Write out the whole listing word for word.

(Figure record listings)
= = = =
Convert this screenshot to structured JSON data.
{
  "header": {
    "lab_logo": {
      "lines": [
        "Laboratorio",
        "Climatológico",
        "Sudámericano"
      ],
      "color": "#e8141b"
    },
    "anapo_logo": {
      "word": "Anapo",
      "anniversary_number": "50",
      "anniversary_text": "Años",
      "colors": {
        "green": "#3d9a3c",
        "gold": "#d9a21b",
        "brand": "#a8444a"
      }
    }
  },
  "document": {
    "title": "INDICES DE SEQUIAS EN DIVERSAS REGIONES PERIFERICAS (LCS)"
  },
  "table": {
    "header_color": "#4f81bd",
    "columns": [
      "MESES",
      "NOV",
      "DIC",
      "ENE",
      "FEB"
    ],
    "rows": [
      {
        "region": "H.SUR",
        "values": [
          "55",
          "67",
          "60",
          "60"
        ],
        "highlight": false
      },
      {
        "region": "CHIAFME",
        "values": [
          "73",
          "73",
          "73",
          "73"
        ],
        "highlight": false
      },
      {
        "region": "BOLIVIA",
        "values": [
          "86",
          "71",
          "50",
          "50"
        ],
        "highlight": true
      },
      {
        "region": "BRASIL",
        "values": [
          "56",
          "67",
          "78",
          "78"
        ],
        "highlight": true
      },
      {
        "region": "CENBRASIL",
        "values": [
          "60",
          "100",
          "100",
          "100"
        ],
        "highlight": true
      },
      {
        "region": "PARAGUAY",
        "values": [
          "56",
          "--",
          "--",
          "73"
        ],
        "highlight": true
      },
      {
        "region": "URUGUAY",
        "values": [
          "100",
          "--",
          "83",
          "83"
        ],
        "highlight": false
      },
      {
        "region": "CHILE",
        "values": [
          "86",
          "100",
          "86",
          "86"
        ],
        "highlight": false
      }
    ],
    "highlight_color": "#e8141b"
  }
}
= = = =
# Written solution
Convert this screenshot to structured JSON data.
{
  "header": {
    "lab_logo": {
      "lines": [
        "Laboratorio",
        "Climatológico",
        "Sudámericano"
      ],
      "color": "#e8141b"
    },
    "anapo_logo": {
      "word": "Anapo",
      "anniversary_number": "50",
      "anniversary_text": "Años",
      "colors": {
        "green": "#3d9a3c",
        "gold": "#d9a21b",
        "brand": "#a8444a"
      }
    }
  },
  "document": {
    "title": "INDICES DE SEQUIAS EN DIVERSAS REGIONES PERIFERICAS (LCS)"
  },
  "table": {
    "header_color": "#4f81bd",
    "columns": [
      "MESES",
      "NOV",
      "DIC",
      "ENE",
      "FEB"
    ],
    "rows": [
      {
        "region": "H.SUR",
        "values": [
          "55",
          "67",
          "60",
          "60"
        ],
        "highlight": false
      },
      {
        "region": "CHIAFME",
        "values": [
          "73",
          "73",
          "73",
          "73"
        ],
        "highlight": false
      },
      {
        "region": "BOLIVIA",
        "values": [
          "86",
          "71",
          "50",
          "50"
        ],
        "highlight": true
      },
      {
        "region": "BRASIL",
        "values": [
          "56",
          "67",
          "78",
          "78"
        ],
        "highlight": true
      },
      {
        "region": "CENBRASIL",
        "values": [
          "60",
          "100",
          "100",
          "100"
        ],
        "highlight": true
      },
      {
        "region": "PARAGUAY",
        "values": [
          "56",
          "--",
          "--",
          "73"
        ],
        "highlight": true
      },
      {
        "region": "URUGUAY",
        "values": [
          "100",
          "--",
          "83",
          "83"
        ],
        "highlight": false
      },
      {
        "region": "CHILE",
        "values": [
          "86",
          "100",
          "86",
          "86"
        ],
        "highlight": false
      }
    ],
    "highlight_color": "#e8141b"
  }
}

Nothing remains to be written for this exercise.